DESCRIPTION OF THE TASK ▸ Repeat the data that follows, word for word, without the images.
== GIVEN DATA ==
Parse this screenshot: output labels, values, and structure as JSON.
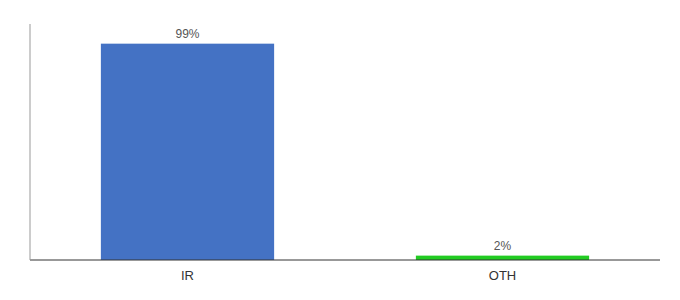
{
  "chart_data": {
    "type": "bar",
    "categories": [
      "IR",
      "OTH"
    ],
    "values": [
      99,
      2
    ],
    "value_labels": [
      "99%",
      "2%"
    ],
    "colors": [
      "#4472c4",
      "#22cc22"
    ],
    "ylim": [
      0,
      108
    ],
    "data_labels": true,
    "tick_labels": "x",
    "grid": false
  }
}
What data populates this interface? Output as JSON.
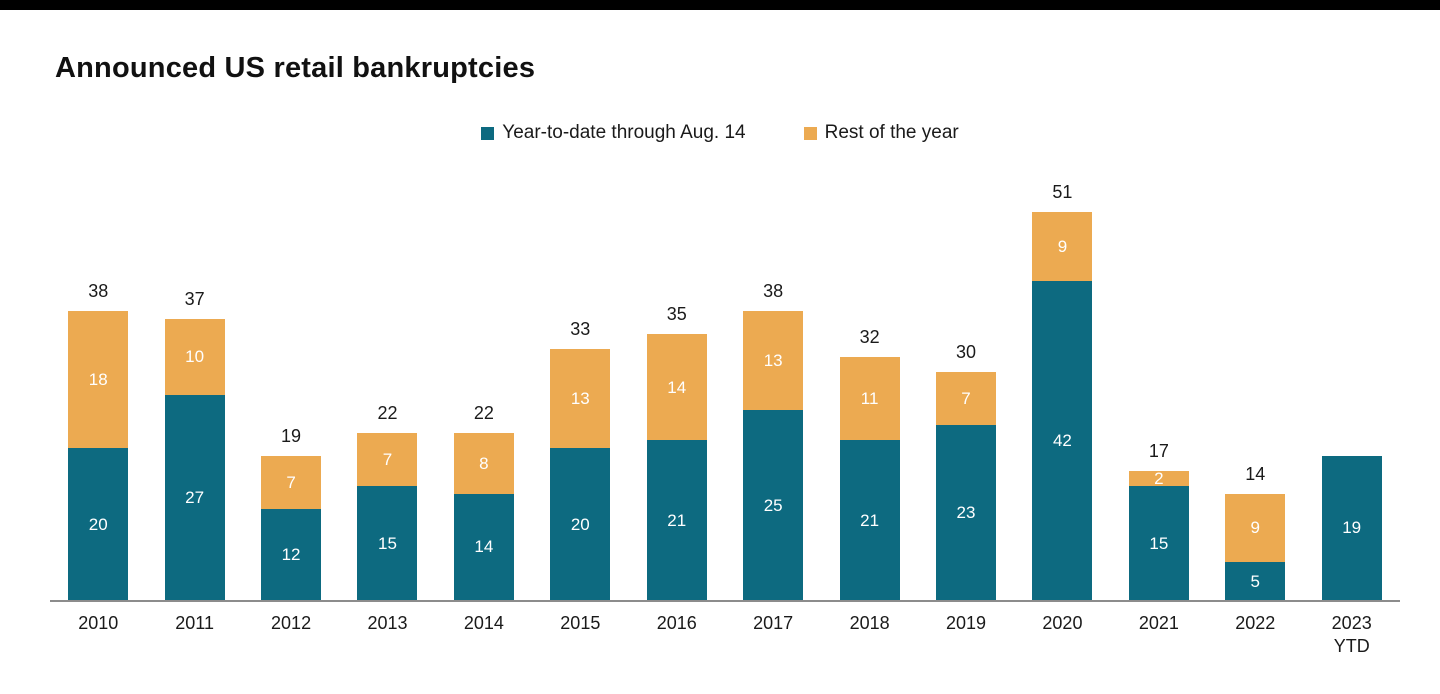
{
  "chart_data": {
    "type": "bar",
    "stacked": true,
    "title": "Announced US retail bankruptcies",
    "legend_position": "top",
    "grid": false,
    "ylim": [
      0,
      55
    ],
    "categories": [
      "2010",
      "2011",
      "2012",
      "2013",
      "2014",
      "2015",
      "2016",
      "2017",
      "2018",
      "2019",
      "2020",
      "2021",
      "2022",
      "2023\nYTD"
    ],
    "series": [
      {
        "name": "Year-to-date through Aug. 14",
        "color": "#0d6a80",
        "values": [
          20,
          27,
          12,
          15,
          14,
          20,
          21,
          25,
          21,
          23,
          42,
          15,
          5,
          19
        ]
      },
      {
        "name": "Rest of the year",
        "color": "#ecaa51",
        "values": [
          18,
          10,
          7,
          7,
          8,
          13,
          14,
          13,
          11,
          7,
          9,
          2,
          9,
          0
        ]
      }
    ],
    "totals": [
      38,
      37,
      19,
      22,
      22,
      33,
      35,
      38,
      32,
      30,
      51,
      17,
      14,
      null
    ]
  },
  "colors": {
    "ytd": "#0d6a80",
    "rest": "#ecaa51",
    "axis": "#8c8c8c",
    "top_strip": "#000000"
  }
}
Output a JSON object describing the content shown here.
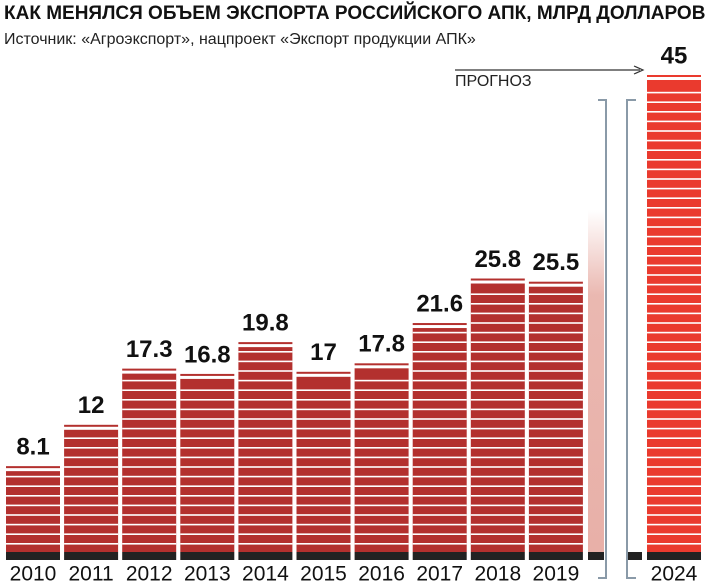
{
  "chart_data": {
    "type": "bar",
    "title": "КАК МЕНЯЛСЯ ОБЪЕМ ЭКСПОРТА РОССИЙСКОГО АПК, МЛРД ДОЛЛАРОВ",
    "subtitle": "Источник: «Агроэкспорт», нацпроект «Экспорт продукции АПК»",
    "annotation": "ПРОГНОЗ",
    "categories": [
      "2010",
      "2011",
      "2012",
      "2013",
      "2014",
      "2015",
      "2016",
      "2017",
      "2018",
      "2019",
      "2024"
    ],
    "values": [
      8.1,
      12,
      17.3,
      16.8,
      19.8,
      17,
      17.8,
      21.6,
      25.8,
      25.5,
      45
    ],
    "colors": [
      "#b3302e",
      "#b3302e",
      "#b3302e",
      "#b3302e",
      "#b3302e",
      "#b3302e",
      "#b3302e",
      "#b3302e",
      "#b3302e",
      "#b3302e",
      "#ea3a2e"
    ]
  }
}
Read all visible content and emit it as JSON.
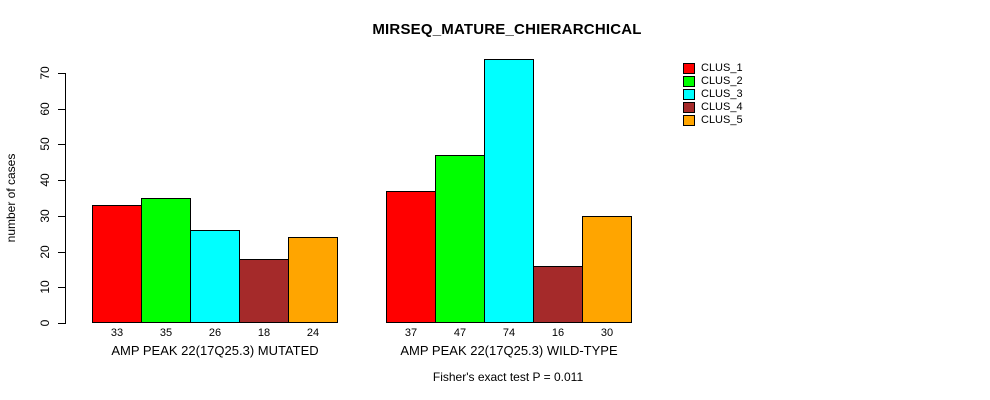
{
  "chart_data": {
    "type": "bar",
    "title": "MIRSEQ_MATURE_CHIERARCHICAL",
    "ylabel": "number of cases",
    "xlabel": "",
    "footnote": "Fisher's exact test P = 0.011",
    "ylim": [
      0,
      74
    ],
    "yticks": [
      0,
      10,
      20,
      30,
      40,
      50,
      60,
      70
    ],
    "grid": false,
    "bar_value_labels_shown": true,
    "legend_position": "top-right",
    "categories": [
      "AMP PEAK 22(17Q25.3) MUTATED",
      "AMP PEAK 22(17Q25.3) WILD-TYPE"
    ],
    "series": [
      {
        "name": "CLUS_1",
        "color": "#FF0000",
        "values": [
          33,
          37
        ]
      },
      {
        "name": "CLUS_2",
        "color": "#00FF00",
        "values": [
          35,
          47
        ]
      },
      {
        "name": "CLUS_3",
        "color": "#00FFFF",
        "values": [
          26,
          74
        ]
      },
      {
        "name": "CLUS_4",
        "color": "#A52A2A",
        "values": [
          18,
          16
        ]
      },
      {
        "name": "CLUS_5",
        "color": "#FFA500",
        "values": [
          24,
          30
        ]
      }
    ]
  }
}
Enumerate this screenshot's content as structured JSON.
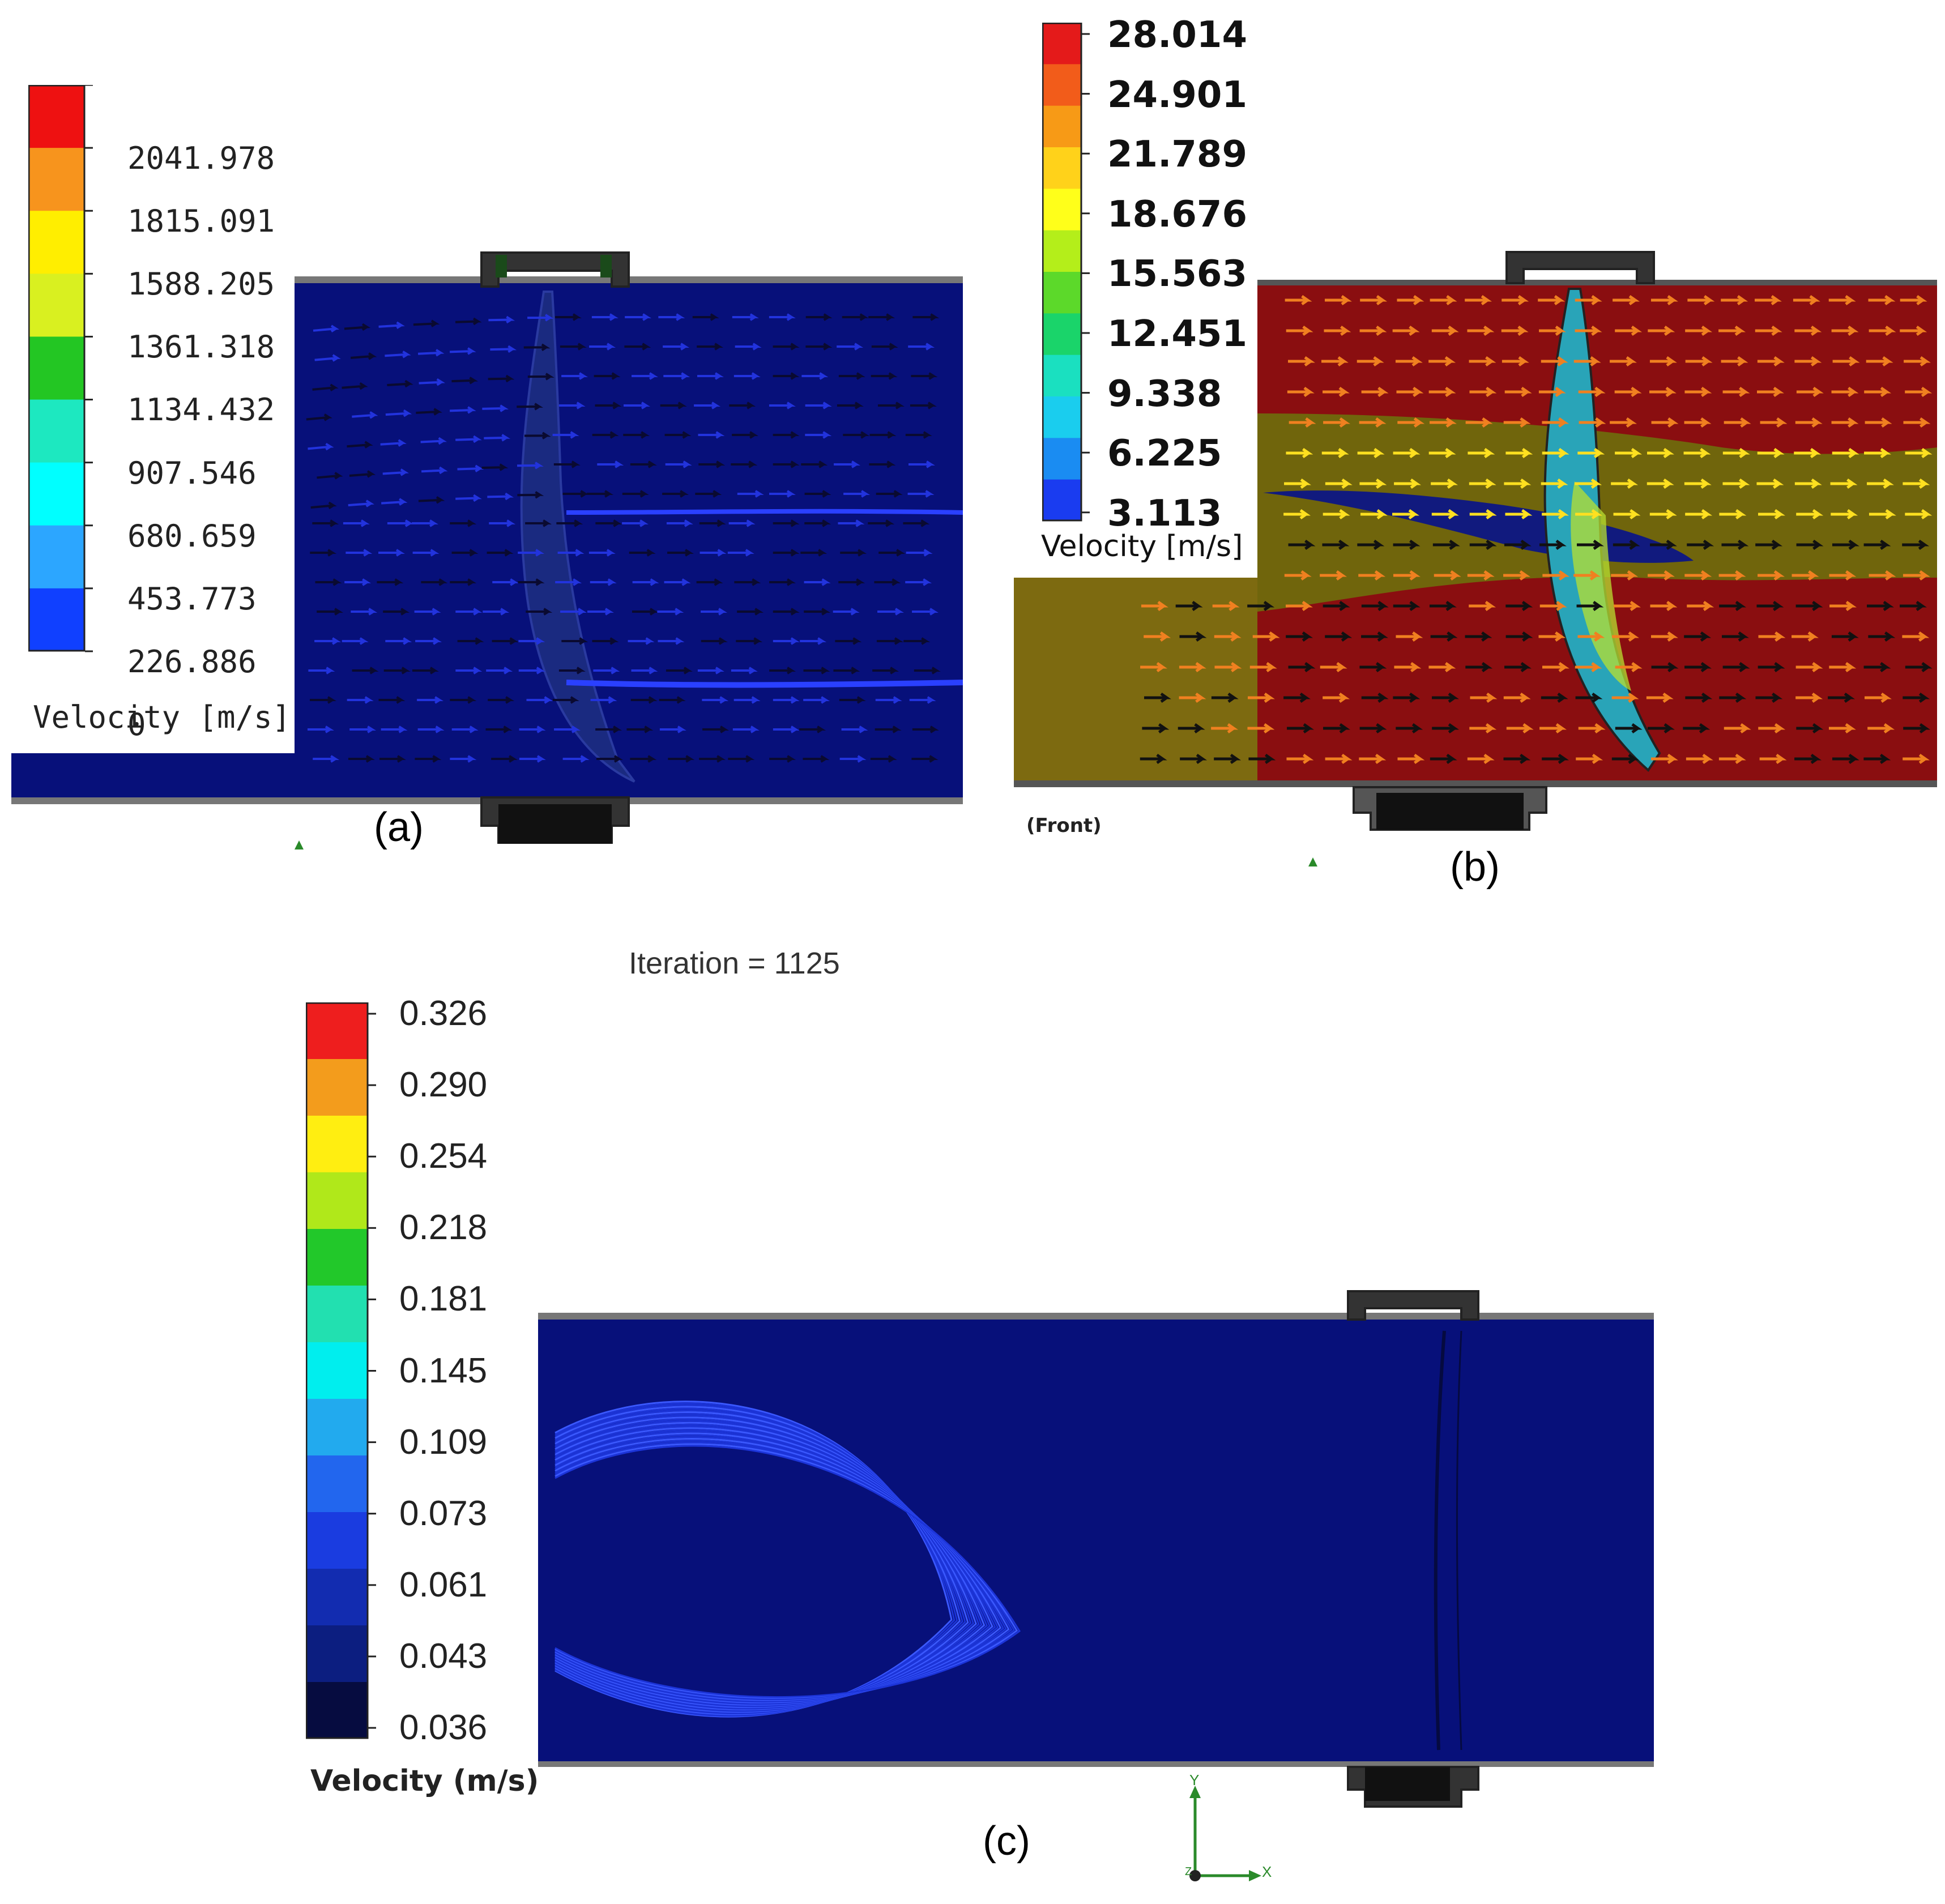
{
  "panels": [
    {
      "letter": "(a)",
      "legend": {
        "title": "Velocity [m/s]",
        "ticks": [
          "2041.978",
          "1815.091",
          "1588.205",
          "1361.318",
          "1134.432",
          "907.546",
          "680.659",
          "453.773",
          "226.886",
          "0"
        ],
        "colors": [
          "#ee1111",
          "#f7941d",
          "#ffee00",
          "#d9f020",
          "#23c623",
          "#1de8c0",
          "#00ffff",
          "#2ca6ff",
          "#1040ff"
        ]
      }
    },
    {
      "letter": "(b)",
      "view_label": "(Front)",
      "legend": {
        "title": "Velocity [m/s]",
        "ticks": [
          "28.014",
          "24.901",
          "21.789",
          "18.676",
          "15.563",
          "12.451",
          "9.338",
          "6.225",
          "3.113"
        ],
        "colors": [
          "#e41a1a",
          "#f25c1a",
          "#f79a16",
          "#ffd21a",
          "#ffff1a",
          "#b4ee1a",
          "#5cd92a",
          "#1ad46a",
          "#1ae0c0",
          "#1acdee",
          "#1a8cf2",
          "#1a3cf0"
        ]
      }
    },
    {
      "letter": "(c)",
      "iteration_text": "Iteration = 1125",
      "legend": {
        "title": "Velocity (m/s)",
        "ticks": [
          "0.326",
          "0.290",
          "0.254",
          "0.218",
          "0.181",
          "0.145",
          "0.109",
          "0.073",
          "0.061",
          "0.043",
          "0.036"
        ],
        "colors": [
          "#ee1e1e",
          "#f39c1c",
          "#ffee11",
          "#b0e81a",
          "#22c82a",
          "#22e0b0",
          "#00eeee",
          "#22aaee",
          "#2266ee",
          "#1a3ce0",
          "#122cb0",
          "#0c1e80",
          "#060c40"
        ]
      },
      "axes": {
        "y": "Y",
        "x": "X",
        "z": "Z"
      }
    }
  ]
}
===
COMPLETE ANSWER ▸
Parse this screenshot: output labels, values, and structure as JSON.
{
  "chart_data": {
    "type": "bar",
    "categories": [
      "IR",
      "OTH"
    ],
    "values": [
      99,
      2
    ],
    "value_labels": [
      "99%",
      "2%"
    ],
    "colors": [
      "#4472c4",
      "#22cc22"
    ],
    "ylim": [
      0,
      108
    ],
    "data_labels": true,
    "tick_labels": "x",
    "grid": false
  }
}
What data populates this interface? Output as JSON.
{
  "chart_data": {
    "type": "bar",
    "stacked": true,
    "title": "Announced US retail bankruptcies",
    "legend_position": "top",
    "grid": false,
    "ylim": [
      0,
      55
    ],
    "categories": [
      "2010",
      "2011",
      "2012",
      "2013",
      "2014",
      "2015",
      "2016",
      "2017",
      "2018",
      "2019",
      "2020",
      "2021",
      "2022",
      "2023\nYTD"
    ],
    "series": [
      {
        "name": "Year-to-date through Aug. 14",
        "color": "#0d6a80",
        "values": [
          20,
          27,
          12,
          15,
          14,
          20,
          21,
          25,
          21,
          23,
          42,
          15,
          5,
          19
        ]
      },
      {
        "name": "Rest of the year",
        "color": "#ecaa51",
        "values": [
          18,
          10,
          7,
          7,
          8,
          13,
          14,
          13,
          11,
          7,
          9,
          2,
          9,
          0
        ]
      }
    ],
    "totals": [
      38,
      37,
      19,
      22,
      22,
      33,
      35,
      38,
      32,
      30,
      51,
      17,
      14,
      null
    ]
  },
  "colors": {
    "ytd": "#0d6a80",
    "rest": "#ecaa51",
    "axis": "#8c8c8c",
    "top_strip": "#000000"
  }
}
Output a JSON object describing the content shown here.
{
  "chart_data": {
    "type": "bar",
    "title": "КАК МЕНЯЛСЯ ОБЪЕМ ЭКСПОРТА РОССИЙСКОГО АПК, МЛРД ДОЛЛАРОВ",
    "subtitle": "Источник: «Агроэкспорт», нацпроект «Экспорт продукции АПК»",
    "annotation": "ПРОГНОЗ",
    "categories": [
      "2010",
      "2011",
      "2012",
      "2013",
      "2014",
      "2015",
      "2016",
      "2017",
      "2018",
      "2019",
      "2024"
    ],
    "values": [
      8.1,
      12,
      17.3,
      16.8,
      19.8,
      17,
      17.8,
      21.6,
      25.8,
      25.5,
      45
    ],
    "colors": [
      "#b3302e",
      "#b3302e",
      "#b3302e",
      "#b3302e",
      "#b3302e",
      "#b3302e",
      "#b3302e",
      "#b3302e",
      "#b3302e",
      "#b3302e",
      "#ea3a2e"
    ]
  }
}
Read all visible content and emit it as JSON.
{
  "chart_data": {
    "type": "bar",
    "title": "MIRSEQ_MATURE_CHIERARCHICAL",
    "ylabel": "number of cases",
    "xlabel": "",
    "footnote": "Fisher's exact test P = 0.011",
    "ylim": [
      0,
      74
    ],
    "yticks": [
      0,
      10,
      20,
      30,
      40,
      50,
      60,
      70
    ],
    "grid": false,
    "bar_value_labels_shown": true,
    "legend_position": "top-right",
    "categories": [
      "AMP PEAK 22(17Q25.3) MUTATED",
      "AMP PEAK 22(17Q25.3) WILD-TYPE"
    ],
    "series": [
      {
        "name": "CLUS_1",
        "color": "#FF0000",
        "values": [
          33,
          37
        ]
      },
      {
        "name": "CLUS_2",
        "color": "#00FF00",
        "values": [
          35,
          47
        ]
      },
      {
        "name": "CLUS_3",
        "color": "#00FFFF",
        "values": [
          26,
          74
        ]
      },
      {
        "name": "CLUS_4",
        "color": "#A52A2A",
        "values": [
          18,
          16
        ]
      },
      {
        "name": "CLUS_5",
        "color": "#FFA500",
        "values": [
          24,
          30
        ]
      }
    ]
  }
}
Enumerate this screenshot's content as structured JSON.
{
  "panels": [
    {
      "letter": "(a)",
      "legend": {
        "title": "Velocity [m/s]",
        "ticks": [
          "2041.978",
          "1815.091",
          "1588.205",
          "1361.318",
          "1134.432",
          "907.546",
          "680.659",
          "453.773",
          "226.886",
          "0"
        ],
        "colors": [
          "#ee1111",
          "#f7941d",
          "#ffee00",
          "#d9f020",
          "#23c623",
          "#1de8c0",
          "#00ffff",
          "#2ca6ff",
          "#1040ff"
        ]
      }
    },
    {
      "letter": "(b)",
      "view_label": "(Front)",
      "legend": {
        "title": "Velocity [m/s]",
        "ticks": [
          "28.014",
          "24.901",
          "21.789",
          "18.676",
          "15.563",
          "12.451",
          "9.338",
          "6.225",
          "3.113"
        ],
        "colors": [
          "#e41a1a",
          "#f25c1a",
          "#f79a16",
          "#ffd21a",
          "#ffff1a",
          "#b4ee1a",
          "#5cd92a",
          "#1ad46a",
          "#1ae0c0",
          "#1acdee",
          "#1a8cf2",
          "#1a3cf0"
        ]
      }
    },
    {
      "letter": "(c)",
      "iteration_text": "Iteration = 1125",
      "legend": {
        "title": "Velocity (m/s)",
        "ticks": [
          "0.326",
          "0.290",
          "0.254",
          "0.218",
          "0.181",
          "0.145",
          "0.109",
          "0.073",
          "0.061",
          "0.043",
          "0.036"
        ],
        "colors": [
          "#ee1e1e",
          "#f39c1c",
          "#ffee11",
          "#b0e81a",
          "#22c82a",
          "#22e0b0",
          "#00eeee",
          "#22aaee",
          "#2266ee",
          "#1a3ce0",
          "#122cb0",
          "#0c1e80",
          "#060c40"
        ]
      },
      "axes": {
        "y": "Y",
        "x": "X",
        "z": "Z"
      }
    }
  ]
}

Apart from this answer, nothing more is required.